+++ Records for the task +++

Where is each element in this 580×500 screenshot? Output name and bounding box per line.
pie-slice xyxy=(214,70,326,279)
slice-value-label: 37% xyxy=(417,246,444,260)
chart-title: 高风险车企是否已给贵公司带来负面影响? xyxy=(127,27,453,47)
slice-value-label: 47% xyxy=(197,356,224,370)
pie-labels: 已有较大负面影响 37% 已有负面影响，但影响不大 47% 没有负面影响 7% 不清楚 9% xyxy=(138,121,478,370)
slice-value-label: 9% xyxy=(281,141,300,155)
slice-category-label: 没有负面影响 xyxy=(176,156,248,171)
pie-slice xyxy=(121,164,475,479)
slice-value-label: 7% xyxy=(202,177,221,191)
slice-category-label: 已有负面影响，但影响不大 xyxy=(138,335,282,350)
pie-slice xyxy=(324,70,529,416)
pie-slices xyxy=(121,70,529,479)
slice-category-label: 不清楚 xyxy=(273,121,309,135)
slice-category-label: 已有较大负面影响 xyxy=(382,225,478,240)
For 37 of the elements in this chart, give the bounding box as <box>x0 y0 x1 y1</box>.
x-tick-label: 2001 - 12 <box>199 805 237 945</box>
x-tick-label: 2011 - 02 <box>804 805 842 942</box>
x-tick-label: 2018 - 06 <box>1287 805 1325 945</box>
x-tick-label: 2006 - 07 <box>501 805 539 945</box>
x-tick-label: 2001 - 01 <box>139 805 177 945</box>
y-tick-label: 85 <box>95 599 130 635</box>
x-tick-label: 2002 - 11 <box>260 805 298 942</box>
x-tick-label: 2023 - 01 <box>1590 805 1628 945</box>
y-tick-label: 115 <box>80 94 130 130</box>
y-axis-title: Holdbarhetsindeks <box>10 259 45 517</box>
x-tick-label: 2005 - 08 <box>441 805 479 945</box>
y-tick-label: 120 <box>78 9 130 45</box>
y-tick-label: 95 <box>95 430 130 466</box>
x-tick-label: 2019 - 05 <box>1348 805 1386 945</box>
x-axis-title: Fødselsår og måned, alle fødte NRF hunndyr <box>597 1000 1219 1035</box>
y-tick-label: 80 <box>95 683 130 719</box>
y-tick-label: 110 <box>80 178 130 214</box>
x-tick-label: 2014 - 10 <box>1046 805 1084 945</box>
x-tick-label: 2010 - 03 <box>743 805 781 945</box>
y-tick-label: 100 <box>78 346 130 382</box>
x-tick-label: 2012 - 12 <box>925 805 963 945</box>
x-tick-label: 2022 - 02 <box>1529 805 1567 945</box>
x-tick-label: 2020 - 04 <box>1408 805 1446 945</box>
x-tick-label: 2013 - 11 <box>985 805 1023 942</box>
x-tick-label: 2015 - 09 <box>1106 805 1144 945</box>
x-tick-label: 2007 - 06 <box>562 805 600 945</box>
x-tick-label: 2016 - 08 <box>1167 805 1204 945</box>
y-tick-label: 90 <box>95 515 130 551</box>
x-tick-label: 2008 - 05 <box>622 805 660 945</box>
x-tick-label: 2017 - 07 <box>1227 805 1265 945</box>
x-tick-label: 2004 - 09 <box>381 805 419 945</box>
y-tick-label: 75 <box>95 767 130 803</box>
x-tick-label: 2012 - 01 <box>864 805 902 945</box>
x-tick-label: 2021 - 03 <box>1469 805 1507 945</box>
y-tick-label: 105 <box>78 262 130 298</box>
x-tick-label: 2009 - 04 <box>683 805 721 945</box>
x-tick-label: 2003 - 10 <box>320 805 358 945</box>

+++

▶ Objective:
Retype every line of the entries above without any changes.

▶ Result for this exercise:
Where is each element in this 580×500 screenshot? Output name and bounding box per line.
pie-slice xyxy=(214,70,326,279)
slice-value-label: 37% xyxy=(417,246,444,260)
chart-title: 高风险车企是否已给贵公司带来负面影响? xyxy=(127,27,453,47)
slice-value-label: 47% xyxy=(197,356,224,370)
pie-labels: 已有较大负面影响 37% 已有负面影响，但影响不大 47% 没有负面影响 7% 不清楚 9% xyxy=(138,121,478,370)
slice-value-label: 9% xyxy=(281,141,300,155)
slice-category-label: 没有负面影响 xyxy=(176,156,248,171)
pie-slice xyxy=(121,164,475,479)
slice-value-label: 7% xyxy=(202,177,221,191)
slice-category-label: 已有负面影响，但影响不大 xyxy=(138,335,282,350)
pie-slice xyxy=(324,70,529,416)
pie-slices xyxy=(121,70,529,479)
slice-category-label: 不清楚 xyxy=(273,121,309,135)
slice-category-label: 已有较大负面影响 xyxy=(382,225,478,240)
For 37 of the elements in this chart, give the bounding box as <box>x0 y0 x1 y1</box>.
x-tick-label: 2001 - 12 <box>199 805 237 945</box>
x-tick-label: 2011 - 02 <box>804 805 842 942</box>
x-tick-label: 2018 - 06 <box>1287 805 1325 945</box>
x-tick-label: 2006 - 07 <box>501 805 539 945</box>
x-tick-label: 2001 - 01 <box>139 805 177 945</box>
y-tick-label: 85 <box>95 599 130 635</box>
x-tick-label: 2002 - 11 <box>260 805 298 942</box>
x-tick-label: 2023 - 01 <box>1590 805 1628 945</box>
y-tick-label: 115 <box>80 94 130 130</box>
y-axis-title: Holdbarhetsindeks <box>10 259 45 517</box>
x-tick-label: 2005 - 08 <box>441 805 479 945</box>
y-tick-label: 120 <box>78 9 130 45</box>
y-tick-label: 95 <box>95 430 130 466</box>
x-tick-label: 2019 - 05 <box>1348 805 1386 945</box>
x-axis-title: Fødselsår og måned, alle fødte NRF hunndyr <box>597 1000 1219 1035</box>
y-tick-label: 80 <box>95 683 130 719</box>
y-tick-label: 110 <box>80 178 130 214</box>
x-tick-label: 2014 - 10 <box>1046 805 1084 945</box>
x-tick-label: 2010 - 03 <box>743 805 781 945</box>
y-tick-label: 100 <box>78 346 130 382</box>
x-tick-label: 2012 - 12 <box>925 805 963 945</box>
x-tick-label: 2022 - 02 <box>1529 805 1567 945</box>
x-tick-label: 2020 - 04 <box>1408 805 1446 945</box>
x-tick-label: 2013 - 11 <box>985 805 1023 942</box>
x-tick-label: 2015 - 09 <box>1106 805 1144 945</box>
x-tick-label: 2007 - 06 <box>562 805 600 945</box>
x-tick-label: 2016 - 08 <box>1167 805 1204 945</box>
y-tick-label: 90 <box>95 515 130 551</box>
x-tick-label: 2008 - 05 <box>622 805 660 945</box>
x-tick-label: 2017 - 07 <box>1227 805 1265 945</box>
x-tick-label: 2004 - 09 <box>381 805 419 945</box>
y-tick-label: 75 <box>95 767 130 803</box>
x-tick-label: 2012 - 01 <box>864 805 902 945</box>
x-tick-label: 2021 - 03 <box>1469 805 1507 945</box>
y-tick-label: 105 <box>78 262 130 298</box>
x-tick-label: 2009 - 04 <box>683 805 721 945</box>
x-tick-label: 2003 - 10 <box>320 805 358 945</box>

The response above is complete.